[start ROWS]

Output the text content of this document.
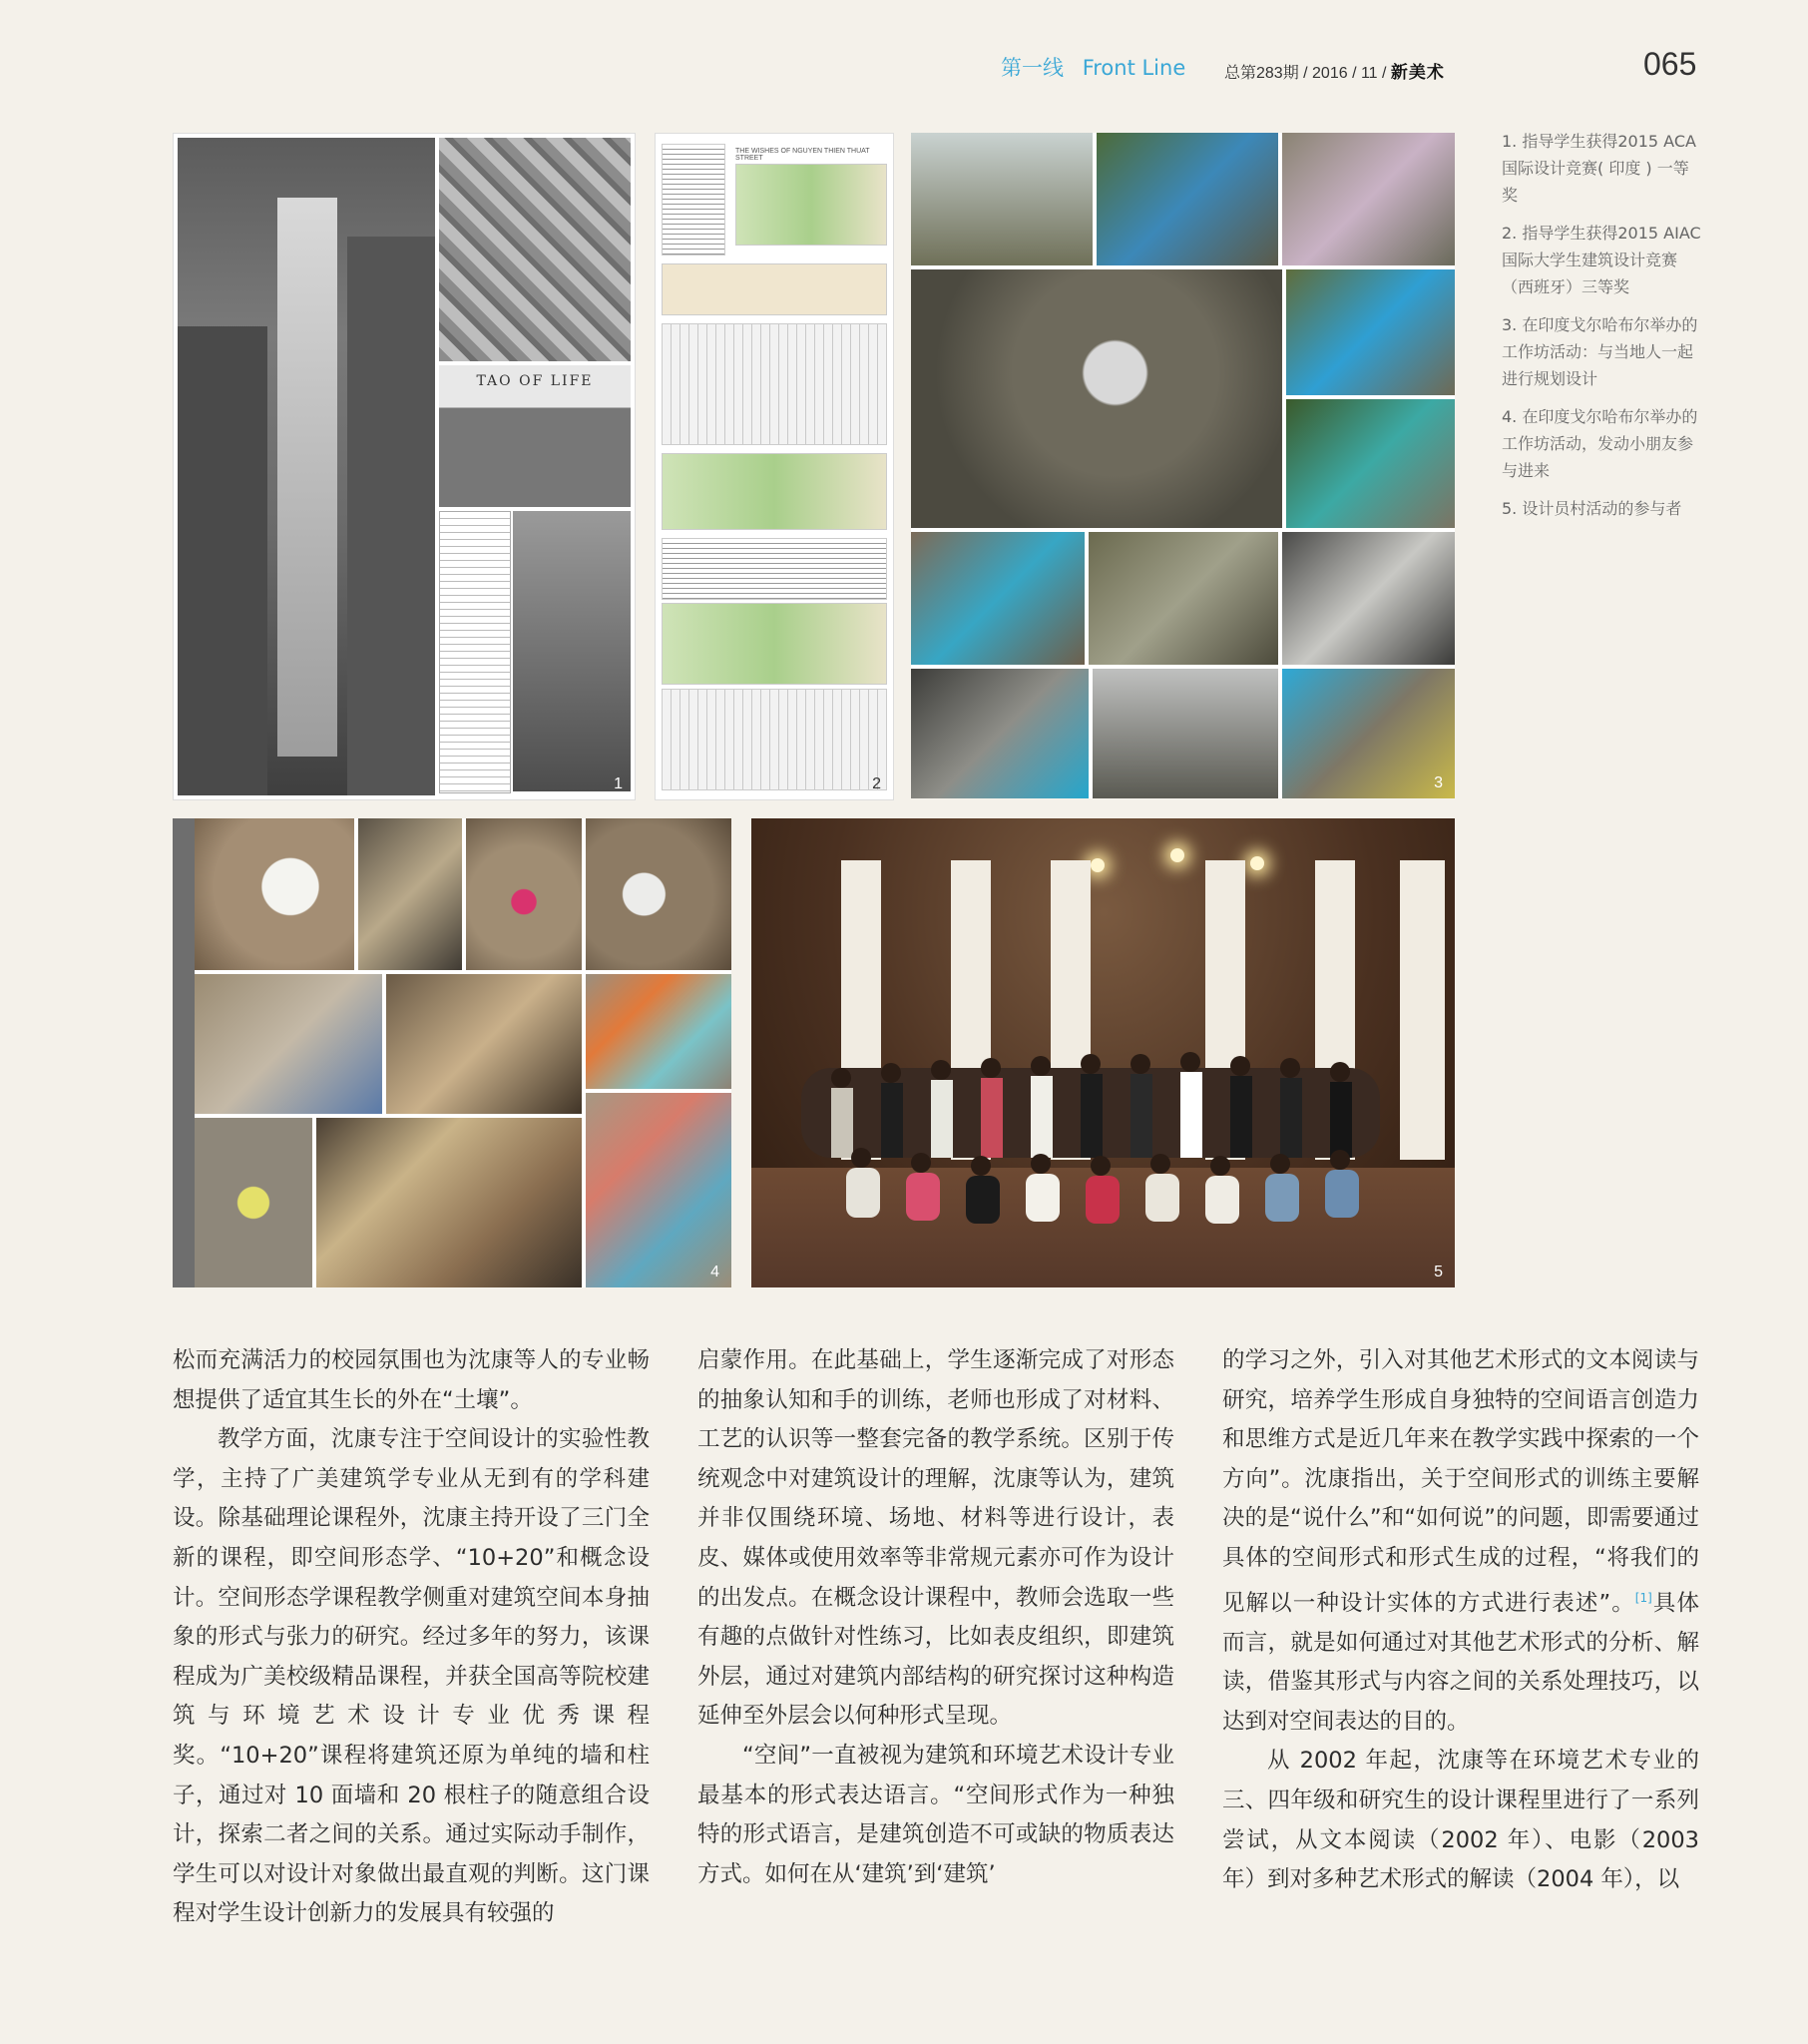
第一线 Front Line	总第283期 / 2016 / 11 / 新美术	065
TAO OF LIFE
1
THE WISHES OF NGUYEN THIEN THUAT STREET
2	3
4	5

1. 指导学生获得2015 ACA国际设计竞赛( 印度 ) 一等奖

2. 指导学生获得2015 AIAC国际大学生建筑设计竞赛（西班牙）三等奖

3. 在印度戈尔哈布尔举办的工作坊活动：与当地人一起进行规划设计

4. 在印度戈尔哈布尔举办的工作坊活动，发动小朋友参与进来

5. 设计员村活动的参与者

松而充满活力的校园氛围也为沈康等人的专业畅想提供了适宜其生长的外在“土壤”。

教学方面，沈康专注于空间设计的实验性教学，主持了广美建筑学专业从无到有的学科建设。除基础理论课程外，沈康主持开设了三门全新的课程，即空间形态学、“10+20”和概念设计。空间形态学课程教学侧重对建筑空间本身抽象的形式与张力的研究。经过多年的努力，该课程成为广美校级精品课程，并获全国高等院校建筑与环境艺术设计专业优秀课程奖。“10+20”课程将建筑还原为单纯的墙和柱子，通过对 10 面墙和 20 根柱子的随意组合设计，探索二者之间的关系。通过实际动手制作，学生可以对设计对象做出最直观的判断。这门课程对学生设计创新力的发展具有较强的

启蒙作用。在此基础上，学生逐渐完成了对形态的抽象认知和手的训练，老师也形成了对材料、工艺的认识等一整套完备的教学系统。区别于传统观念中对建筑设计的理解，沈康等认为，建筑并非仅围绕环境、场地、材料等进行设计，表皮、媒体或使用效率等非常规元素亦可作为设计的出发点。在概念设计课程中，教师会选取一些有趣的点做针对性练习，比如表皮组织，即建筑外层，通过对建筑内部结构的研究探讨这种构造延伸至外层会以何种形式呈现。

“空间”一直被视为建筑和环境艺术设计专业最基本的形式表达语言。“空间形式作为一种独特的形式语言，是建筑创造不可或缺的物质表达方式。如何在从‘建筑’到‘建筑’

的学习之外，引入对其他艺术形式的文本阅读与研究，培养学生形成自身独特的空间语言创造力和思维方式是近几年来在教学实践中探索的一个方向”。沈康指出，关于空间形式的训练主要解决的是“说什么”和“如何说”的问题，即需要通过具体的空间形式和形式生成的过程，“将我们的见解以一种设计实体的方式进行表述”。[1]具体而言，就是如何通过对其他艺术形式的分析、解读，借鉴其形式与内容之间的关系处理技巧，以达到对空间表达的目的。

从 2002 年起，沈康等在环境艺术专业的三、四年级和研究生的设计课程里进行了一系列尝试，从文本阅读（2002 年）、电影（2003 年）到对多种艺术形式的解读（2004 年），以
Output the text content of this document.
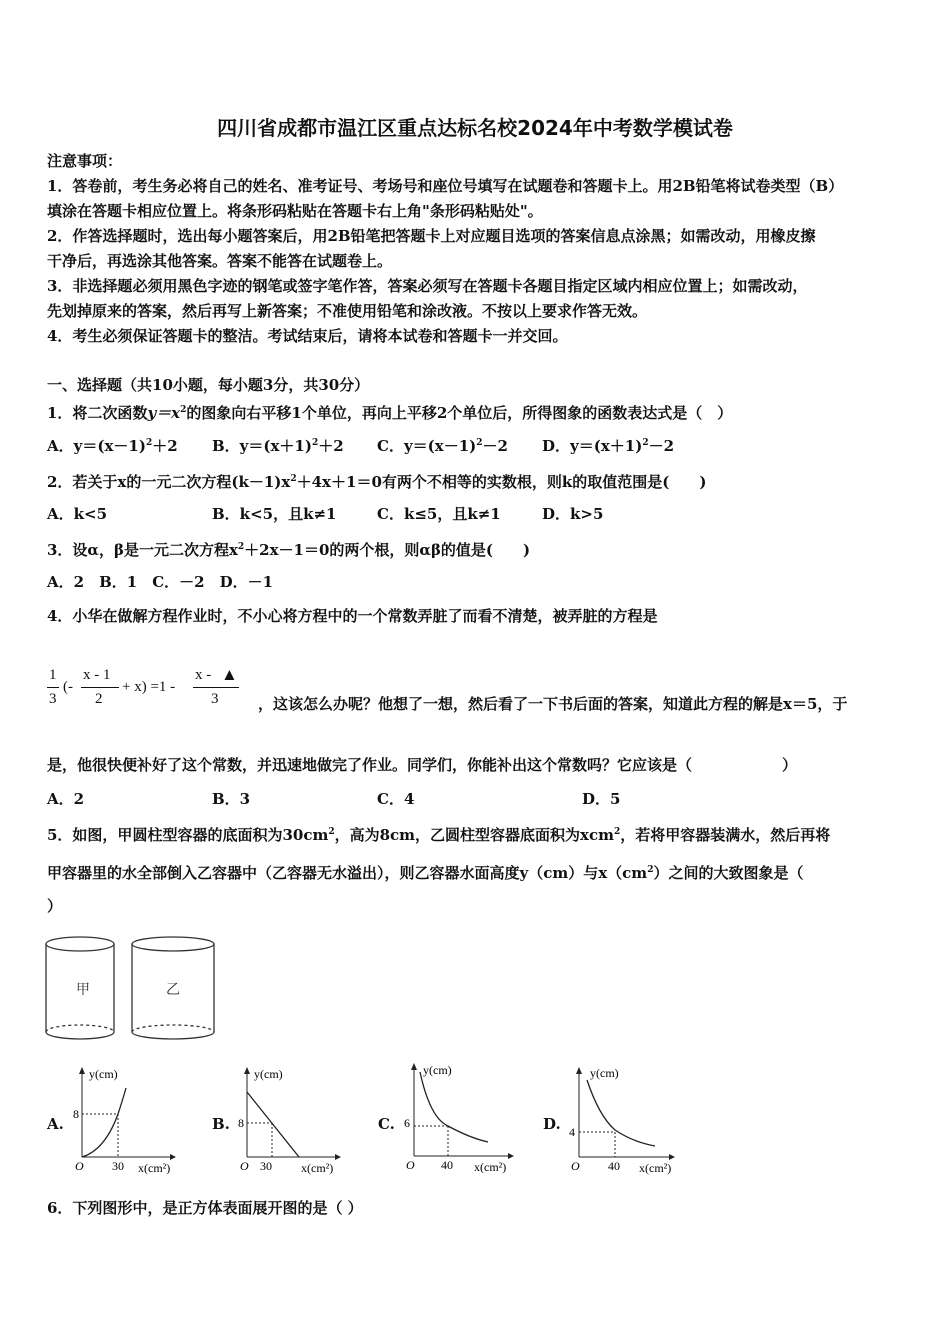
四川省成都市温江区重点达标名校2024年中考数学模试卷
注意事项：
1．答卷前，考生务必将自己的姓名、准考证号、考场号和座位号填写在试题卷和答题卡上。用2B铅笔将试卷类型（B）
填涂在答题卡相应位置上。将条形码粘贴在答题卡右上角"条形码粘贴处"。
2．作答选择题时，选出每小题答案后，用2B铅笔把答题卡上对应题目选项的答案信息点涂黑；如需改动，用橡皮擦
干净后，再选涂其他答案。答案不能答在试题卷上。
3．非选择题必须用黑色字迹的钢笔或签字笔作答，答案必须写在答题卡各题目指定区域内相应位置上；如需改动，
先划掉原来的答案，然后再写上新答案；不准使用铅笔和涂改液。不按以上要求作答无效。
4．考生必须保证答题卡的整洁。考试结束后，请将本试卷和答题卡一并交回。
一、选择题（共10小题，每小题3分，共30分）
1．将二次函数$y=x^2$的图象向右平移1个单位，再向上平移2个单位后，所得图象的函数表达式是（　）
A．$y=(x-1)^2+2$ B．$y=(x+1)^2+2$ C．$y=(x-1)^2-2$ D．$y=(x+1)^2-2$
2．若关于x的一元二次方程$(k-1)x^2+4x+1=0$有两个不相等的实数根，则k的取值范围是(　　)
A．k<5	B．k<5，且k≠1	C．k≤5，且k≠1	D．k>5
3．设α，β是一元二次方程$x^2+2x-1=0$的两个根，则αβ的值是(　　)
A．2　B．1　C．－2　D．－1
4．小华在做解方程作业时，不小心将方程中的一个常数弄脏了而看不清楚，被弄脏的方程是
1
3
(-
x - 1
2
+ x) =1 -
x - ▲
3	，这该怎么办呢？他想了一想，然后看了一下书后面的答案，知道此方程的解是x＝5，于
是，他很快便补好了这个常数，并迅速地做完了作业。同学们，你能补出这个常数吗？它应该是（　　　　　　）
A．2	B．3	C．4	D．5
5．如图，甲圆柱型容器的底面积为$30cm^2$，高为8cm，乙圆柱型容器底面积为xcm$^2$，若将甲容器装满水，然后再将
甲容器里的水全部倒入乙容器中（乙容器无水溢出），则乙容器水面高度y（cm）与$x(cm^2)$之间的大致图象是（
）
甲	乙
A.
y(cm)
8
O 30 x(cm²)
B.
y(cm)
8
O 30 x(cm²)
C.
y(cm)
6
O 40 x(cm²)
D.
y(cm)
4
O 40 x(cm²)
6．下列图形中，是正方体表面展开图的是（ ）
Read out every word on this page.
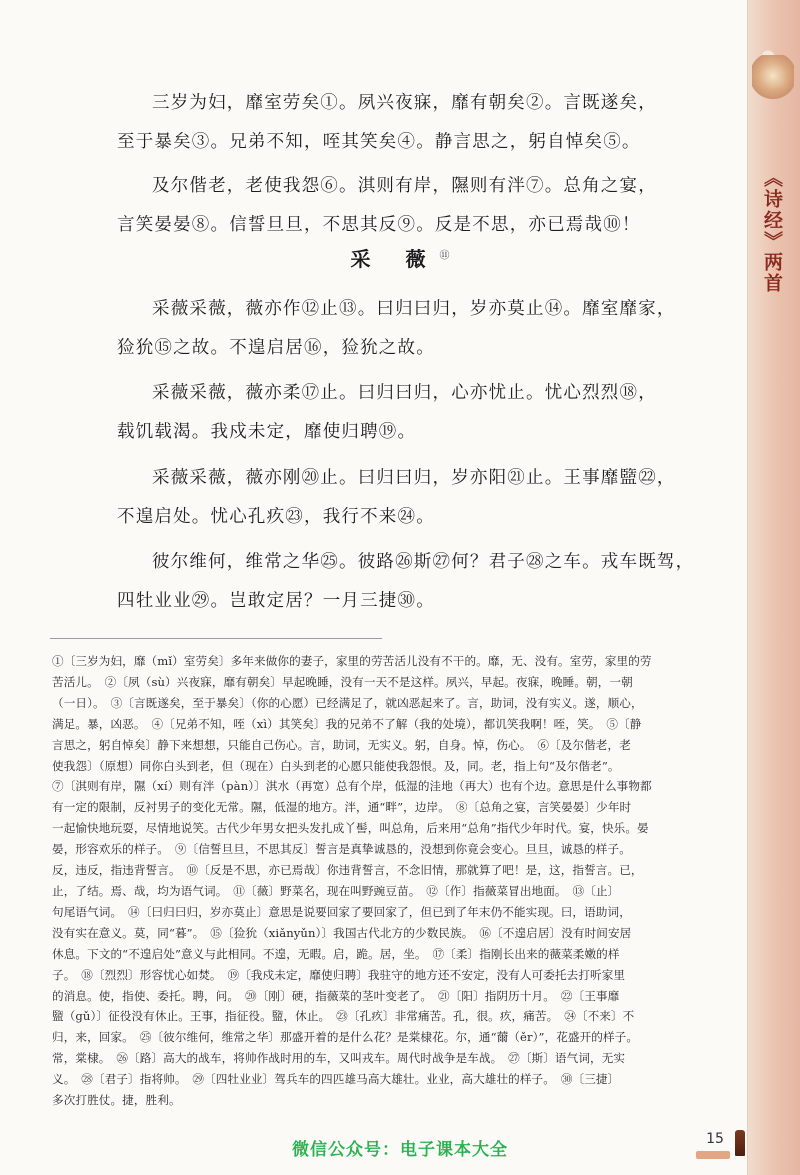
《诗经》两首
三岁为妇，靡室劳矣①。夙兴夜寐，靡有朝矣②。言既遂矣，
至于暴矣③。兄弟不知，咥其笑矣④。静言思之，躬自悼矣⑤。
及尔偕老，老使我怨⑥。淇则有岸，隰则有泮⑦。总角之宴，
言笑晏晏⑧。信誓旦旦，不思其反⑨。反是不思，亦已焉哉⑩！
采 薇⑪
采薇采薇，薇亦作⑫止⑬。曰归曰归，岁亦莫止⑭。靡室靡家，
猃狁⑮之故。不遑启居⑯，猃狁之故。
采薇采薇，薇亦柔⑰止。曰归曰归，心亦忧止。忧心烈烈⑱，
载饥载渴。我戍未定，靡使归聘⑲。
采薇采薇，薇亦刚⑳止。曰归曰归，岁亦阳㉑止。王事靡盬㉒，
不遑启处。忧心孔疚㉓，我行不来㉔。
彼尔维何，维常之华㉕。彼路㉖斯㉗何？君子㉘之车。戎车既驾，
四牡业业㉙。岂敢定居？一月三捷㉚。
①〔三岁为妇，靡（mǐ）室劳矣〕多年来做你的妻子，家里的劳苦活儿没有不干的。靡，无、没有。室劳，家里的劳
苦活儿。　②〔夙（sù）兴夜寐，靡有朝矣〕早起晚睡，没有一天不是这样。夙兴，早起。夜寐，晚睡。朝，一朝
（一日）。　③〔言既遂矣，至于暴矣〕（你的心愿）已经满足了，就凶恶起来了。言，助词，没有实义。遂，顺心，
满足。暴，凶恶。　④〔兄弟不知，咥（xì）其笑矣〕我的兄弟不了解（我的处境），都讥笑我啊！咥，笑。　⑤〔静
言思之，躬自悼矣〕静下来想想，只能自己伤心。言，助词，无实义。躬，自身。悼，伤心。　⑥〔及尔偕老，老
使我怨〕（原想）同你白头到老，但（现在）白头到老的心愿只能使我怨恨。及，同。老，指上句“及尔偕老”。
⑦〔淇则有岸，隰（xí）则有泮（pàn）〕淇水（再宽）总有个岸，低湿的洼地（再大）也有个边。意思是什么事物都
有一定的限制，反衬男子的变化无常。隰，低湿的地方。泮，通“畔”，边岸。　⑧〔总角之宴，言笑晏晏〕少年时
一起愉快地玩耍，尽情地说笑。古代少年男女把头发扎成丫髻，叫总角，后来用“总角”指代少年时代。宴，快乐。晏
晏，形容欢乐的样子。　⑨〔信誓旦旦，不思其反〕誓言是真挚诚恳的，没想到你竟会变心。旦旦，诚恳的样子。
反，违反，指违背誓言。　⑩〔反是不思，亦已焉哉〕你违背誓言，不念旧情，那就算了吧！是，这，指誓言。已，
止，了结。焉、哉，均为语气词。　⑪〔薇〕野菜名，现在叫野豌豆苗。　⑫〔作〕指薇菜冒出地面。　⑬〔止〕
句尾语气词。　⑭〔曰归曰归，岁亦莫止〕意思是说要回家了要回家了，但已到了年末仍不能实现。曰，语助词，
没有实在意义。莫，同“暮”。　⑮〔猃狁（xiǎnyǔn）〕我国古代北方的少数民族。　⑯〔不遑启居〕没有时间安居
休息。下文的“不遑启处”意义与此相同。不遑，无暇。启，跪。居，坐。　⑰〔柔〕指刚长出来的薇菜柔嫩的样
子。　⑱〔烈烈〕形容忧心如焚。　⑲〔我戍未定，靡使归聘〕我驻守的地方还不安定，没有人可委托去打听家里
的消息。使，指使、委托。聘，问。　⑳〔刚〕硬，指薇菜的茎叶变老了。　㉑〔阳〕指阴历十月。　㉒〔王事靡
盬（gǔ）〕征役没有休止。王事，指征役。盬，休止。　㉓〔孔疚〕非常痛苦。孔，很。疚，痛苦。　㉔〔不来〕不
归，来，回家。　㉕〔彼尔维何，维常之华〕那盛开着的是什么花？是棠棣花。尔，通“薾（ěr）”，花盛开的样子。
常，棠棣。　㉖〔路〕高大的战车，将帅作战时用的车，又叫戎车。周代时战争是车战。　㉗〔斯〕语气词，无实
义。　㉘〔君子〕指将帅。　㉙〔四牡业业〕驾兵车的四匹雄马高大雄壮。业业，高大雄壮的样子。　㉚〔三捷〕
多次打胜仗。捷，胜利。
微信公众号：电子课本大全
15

[end ROWS]

* _TASK_: Pick out the lines that include the word "在印度戈尔哈布尔举办的工作坊活动" and write them out.

* _REPLY TO THE TASK_:
3. 在印度戈尔哈布尔举办的工作坊活动：与当地人一起进行规划设计
4. 在印度戈尔哈布尔举办的工作坊活动，发动小朋友参与进来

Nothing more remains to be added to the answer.